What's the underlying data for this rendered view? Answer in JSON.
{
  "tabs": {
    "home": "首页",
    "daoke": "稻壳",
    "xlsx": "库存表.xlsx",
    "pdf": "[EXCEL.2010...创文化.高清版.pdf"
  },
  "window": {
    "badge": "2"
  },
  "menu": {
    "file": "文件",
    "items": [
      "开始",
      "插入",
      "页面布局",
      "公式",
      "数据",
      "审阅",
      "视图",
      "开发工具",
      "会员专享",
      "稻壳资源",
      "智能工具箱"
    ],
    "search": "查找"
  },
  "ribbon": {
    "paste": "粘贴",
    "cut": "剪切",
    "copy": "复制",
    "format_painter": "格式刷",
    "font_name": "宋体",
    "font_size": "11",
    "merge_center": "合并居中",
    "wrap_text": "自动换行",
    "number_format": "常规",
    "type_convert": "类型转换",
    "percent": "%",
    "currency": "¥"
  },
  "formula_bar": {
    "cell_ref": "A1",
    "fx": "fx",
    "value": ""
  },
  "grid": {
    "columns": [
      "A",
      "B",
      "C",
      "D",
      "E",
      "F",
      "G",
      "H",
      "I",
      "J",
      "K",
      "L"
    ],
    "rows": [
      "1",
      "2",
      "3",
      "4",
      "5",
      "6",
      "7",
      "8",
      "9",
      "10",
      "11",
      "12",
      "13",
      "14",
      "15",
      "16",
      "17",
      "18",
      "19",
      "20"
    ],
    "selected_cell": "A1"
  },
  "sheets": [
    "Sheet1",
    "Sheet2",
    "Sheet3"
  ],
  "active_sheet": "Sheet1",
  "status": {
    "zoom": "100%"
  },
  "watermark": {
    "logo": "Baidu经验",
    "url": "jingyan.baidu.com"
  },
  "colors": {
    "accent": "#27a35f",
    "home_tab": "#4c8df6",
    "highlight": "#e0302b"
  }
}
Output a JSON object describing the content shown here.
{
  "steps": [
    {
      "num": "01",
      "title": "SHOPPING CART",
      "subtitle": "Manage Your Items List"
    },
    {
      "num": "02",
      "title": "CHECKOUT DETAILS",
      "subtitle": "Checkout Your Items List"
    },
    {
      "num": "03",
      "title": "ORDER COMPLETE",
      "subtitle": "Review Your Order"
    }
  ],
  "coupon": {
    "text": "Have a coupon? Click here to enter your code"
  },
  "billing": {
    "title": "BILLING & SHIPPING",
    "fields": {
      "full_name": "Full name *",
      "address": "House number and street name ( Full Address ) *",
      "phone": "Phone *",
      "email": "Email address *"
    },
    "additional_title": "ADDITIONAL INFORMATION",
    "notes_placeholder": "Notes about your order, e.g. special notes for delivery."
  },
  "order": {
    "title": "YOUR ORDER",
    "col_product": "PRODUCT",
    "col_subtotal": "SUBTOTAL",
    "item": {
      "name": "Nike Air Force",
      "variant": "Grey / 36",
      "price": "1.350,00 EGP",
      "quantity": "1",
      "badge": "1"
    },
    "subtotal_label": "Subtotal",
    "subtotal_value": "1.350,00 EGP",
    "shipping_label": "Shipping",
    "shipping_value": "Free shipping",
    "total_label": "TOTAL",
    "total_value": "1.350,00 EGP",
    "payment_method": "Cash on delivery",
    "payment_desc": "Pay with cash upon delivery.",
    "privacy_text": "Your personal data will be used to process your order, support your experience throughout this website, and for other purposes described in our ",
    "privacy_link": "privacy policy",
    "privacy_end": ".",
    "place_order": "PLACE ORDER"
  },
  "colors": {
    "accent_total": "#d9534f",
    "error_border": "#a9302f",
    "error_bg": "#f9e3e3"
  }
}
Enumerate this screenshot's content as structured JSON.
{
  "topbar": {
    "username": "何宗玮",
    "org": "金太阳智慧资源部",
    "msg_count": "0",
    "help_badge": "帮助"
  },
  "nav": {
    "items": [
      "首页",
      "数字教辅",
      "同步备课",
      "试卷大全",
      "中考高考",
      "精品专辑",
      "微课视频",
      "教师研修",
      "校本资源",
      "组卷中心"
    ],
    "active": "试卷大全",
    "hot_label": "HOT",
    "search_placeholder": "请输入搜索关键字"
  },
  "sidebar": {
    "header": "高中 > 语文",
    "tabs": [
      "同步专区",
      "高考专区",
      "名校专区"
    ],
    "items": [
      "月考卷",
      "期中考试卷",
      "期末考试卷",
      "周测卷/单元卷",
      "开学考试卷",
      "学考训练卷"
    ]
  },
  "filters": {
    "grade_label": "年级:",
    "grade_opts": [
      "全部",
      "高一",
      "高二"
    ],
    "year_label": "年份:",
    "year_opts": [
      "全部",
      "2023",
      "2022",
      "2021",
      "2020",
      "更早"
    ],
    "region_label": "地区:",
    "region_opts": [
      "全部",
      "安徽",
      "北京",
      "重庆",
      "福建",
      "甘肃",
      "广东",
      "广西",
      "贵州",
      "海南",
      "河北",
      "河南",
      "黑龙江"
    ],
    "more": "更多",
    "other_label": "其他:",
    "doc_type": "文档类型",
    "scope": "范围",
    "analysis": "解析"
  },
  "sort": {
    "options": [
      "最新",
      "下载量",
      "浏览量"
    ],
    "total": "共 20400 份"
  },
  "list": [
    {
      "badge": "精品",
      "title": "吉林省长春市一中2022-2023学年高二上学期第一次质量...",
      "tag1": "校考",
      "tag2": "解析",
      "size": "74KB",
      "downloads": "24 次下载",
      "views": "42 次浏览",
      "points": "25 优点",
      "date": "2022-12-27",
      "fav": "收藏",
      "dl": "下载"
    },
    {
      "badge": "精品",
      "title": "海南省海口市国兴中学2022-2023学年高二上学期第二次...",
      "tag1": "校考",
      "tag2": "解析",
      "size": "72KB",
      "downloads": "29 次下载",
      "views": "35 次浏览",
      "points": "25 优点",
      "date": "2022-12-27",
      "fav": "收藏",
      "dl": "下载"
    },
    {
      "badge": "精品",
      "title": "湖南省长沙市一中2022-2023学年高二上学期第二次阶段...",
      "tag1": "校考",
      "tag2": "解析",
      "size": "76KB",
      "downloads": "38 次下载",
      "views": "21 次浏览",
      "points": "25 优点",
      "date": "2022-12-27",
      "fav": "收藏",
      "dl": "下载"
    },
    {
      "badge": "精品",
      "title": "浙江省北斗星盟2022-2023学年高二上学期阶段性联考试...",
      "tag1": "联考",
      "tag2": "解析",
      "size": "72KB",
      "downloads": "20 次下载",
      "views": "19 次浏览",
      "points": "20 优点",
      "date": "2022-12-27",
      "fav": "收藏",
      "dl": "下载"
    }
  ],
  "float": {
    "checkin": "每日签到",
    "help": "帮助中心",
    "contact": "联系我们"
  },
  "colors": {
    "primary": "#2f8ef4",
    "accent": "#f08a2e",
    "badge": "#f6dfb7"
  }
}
==================================================
● **YOUR TASK**
Repeat all the entries exactly as given.

● **OUTPUT OF THE EXERCISE**
What's the underlying data for this rendered view? Answer in JSON.
{
  "tabs": {
    "home": "首页",
    "daoke": "稻壳",
    "xlsx": "库存表.xlsx",
    "pdf": "[EXCEL.2010...创文化.高清版.pdf"
  },
  "window": {
    "badge": "2"
  },
  "menu": {
    "file": "文件",
    "items": [
      "开始",
      "插入",
      "页面布局",
      "公式",
      "数据",
      "审阅",
      "视图",
      "开发工具",
      "会员专享",
      "稻壳资源",
      "智能工具箱"
    ],
    "search": "查找"
  },
  "ribbon": {
    "paste": "粘贴",
    "cut": "剪切",
    "copy": "复制",
    "format_painter": "格式刷",
    "font_name": "宋体",
    "font_size": "11",
    "merge_center": "合并居中",
    "wrap_text": "自动换行",
    "number_format": "常规",
    "type_convert": "类型转换",
    "percent": "%",
    "currency": "¥"
  },
  "formula_bar": {
    "cell_ref": "A1",
    "fx": "fx",
    "value": ""
  },
  "grid": {
    "columns": [
      "A",
      "B",
      "C",
      "D",
      "E",
      "F",
      "G",
      "H",
      "I",
      "J",
      "K",
      "L"
    ],
    "rows": [
      "1",
      "2",
      "3",
      "4",
      "5",
      "6",
      "7",
      "8",
      "9",
      "10",
      "11",
      "12",
      "13",
      "14",
      "15",
      "16",
      "17",
      "18",
      "19",
      "20"
    ],
    "selected_cell": "A1"
  },
  "sheets": [
    "Sheet1",
    "Sheet2",
    "Sheet3"
  ],
  "active_sheet": "Sheet1",
  "status": {
    "zoom": "100%"
  },
  "watermark": {
    "logo": "Baidu经验",
    "url": "jingyan.baidu.com"
  },
  "colors": {
    "accent": "#27a35f",
    "home_tab": "#4c8df6",
    "highlight": "#e0302b"
  }
}
Output a JSON object describing the content shown here.
{
  "steps": [
    {
      "num": "01",
      "title": "SHOPPING CART",
      "subtitle": "Manage Your Items List"
    },
    {
      "num": "02",
      "title": "CHECKOUT DETAILS",
      "subtitle": "Checkout Your Items List"
    },
    {
      "num": "03",
      "title": "ORDER COMPLETE",
      "subtitle": "Review Your Order"
    }
  ],
  "coupon": {
    "text": "Have a coupon? Click here to enter your code"
  },
  "billing": {
    "title": "BILLING & SHIPPING",
    "fields": {
      "full_name": "Full name *",
      "address": "House number and street name ( Full Address ) *",
      "phone": "Phone *",
      "email": "Email address *"
    },
    "additional_title": "ADDITIONAL INFORMATION",
    "notes_placeholder": "Notes about your order, e.g. special notes for delivery."
  },
  "order": {
    "title": "YOUR ORDER",
    "col_product": "PRODUCT",
    "col_subtotal": "SUBTOTAL",
    "item": {
      "name": "Nike Air Force",
      "variant": "Grey / 36",
      "price": "1.350,00 EGP",
      "quantity": "1",
      "badge": "1"
    },
    "subtotal_label": "Subtotal",
    "subtotal_value": "1.350,00 EGP",
    "shipping_label": "Shipping",
    "shipping_value": "Free shipping",
    "total_label": "TOTAL",
    "total_value": "1.350,00 EGP",
    "payment_method": "Cash on delivery",
    "payment_desc": "Pay with cash upon delivery.",
    "privacy_text": "Your personal data will be used to process your order, support your experience throughout this website, and for other purposes described in our ",
    "privacy_link": "privacy policy",
    "privacy_end": ".",
    "place_order": "PLACE ORDER"
  },
  "colors": {
    "accent_total": "#d9534f",
    "error_border": "#a9302f",
    "error_bg": "#f9e3e3"
  }
}
Enumerate this screenshot's content as structured JSON.
{
  "topbar": {
    "username": "何宗玮",
    "org": "金太阳智慧资源部",
    "msg_count": "0",
    "help_badge": "帮助"
  },
  "nav": {
    "items": [
      "首页",
      "数字教辅",
      "同步备课",
      "试卷大全",
      "中考高考",
      "精品专辑",
      "微课视频",
      "教师研修",
      "校本资源",
      "组卷中心"
    ],
    "active": "试卷大全",
    "hot_label": "HOT",
    "search_placeholder": "请输入搜索关键字"
  },
  "sidebar": {
    "header": "高中 > 语文",
    "tabs": [
      "同步专区",
      "高考专区",
      "名校专区"
    ],
    "items": [
      "月考卷",
      "期中考试卷",
      "期末考试卷",
      "周测卷/单元卷",
      "开学考试卷",
      "学考训练卷"
    ]
  },
  "filters": {
    "grade_label": "年级:",
    "grade_opts": [
      "全部",
      "高一",
      "高二"
    ],
    "year_label": "年份:",
    "year_opts": [
      "全部",
      "2023",
      "2022",
      "2021",
      "2020",
      "更早"
    ],
    "region_label": "地区:",
    "region_opts": [
      "全部",
      "安徽",
      "北京",
      "重庆",
      "福建",
      "甘肃",
      "广东",
      "广西",
      "贵州",
      "海南",
      "河北",
      "河南",
      "黑龙江"
    ],
    "more": "更多",
    "other_label": "其他:",
    "doc_type": "文档类型",
    "scope": "范围",
    "analysis": "解析"
  },
  "sort": {
    "options": [
      "最新",
      "下载量",
      "浏览量"
    ],
    "total": "共 20400 份"
  },
  "list": [
    {
      "badge": "精品",
      "title": "吉林省长春市一中2022-2023学年高二上学期第一次质量...",
      "tag1": "校考",
      "tag2": "解析",
      "size": "74KB",
      "downloads": "24 次下载",
      "views": "42 次浏览",
      "points": "25 优点",
      "date": "2022-12-27",
      "fav": "收藏",
      "dl": "下载"
    },
    {
      "badge": "精品",
      "title": "海南省海口市国兴中学2022-2023学年高二上学期第二次...",
      "tag1": "校考",
      "tag2": "解析",
      "size": "72KB",
      "downloads": "29 次下载",
      "views": "35 次浏览",
      "points": "25 优点",
      "date": "2022-12-27",
      "fav": "收藏",
      "dl": "下载"
    },
    {
      "badge": "精品",
      "title": "湖南省长沙市一中2022-2023学年高二上学期第二次阶段...",
      "tag1": "校考",
      "tag2": "解析",
      "size": "76KB",
      "downloads": "38 次下载",
      "views": "21 次浏览",
      "points": "25 优点",
      "date": "2022-12-27",
      "fav": "收藏",
      "dl": "下载"
    },
    {
      "badge": "精品",
      "title": "浙江省北斗星盟2022-2023学年高二上学期阶段性联考试...",
      "tag1": "联考",
      "tag2": "解析",
      "size": "72KB",
      "downloads": "20 次下载",
      "views": "19 次浏览",
      "points": "20 优点",
      "date": "2022-12-27",
      "fav": "收藏",
      "dl": "下载"
    }
  ],
  "float": {
    "checkin": "每日签到",
    "help": "帮助中心",
    "contact": "联系我们"
  },
  "colors": {
    "primary": "#2f8ef4",
    "accent": "#f08a2e",
    "badge": "#f6dfb7"
  }
}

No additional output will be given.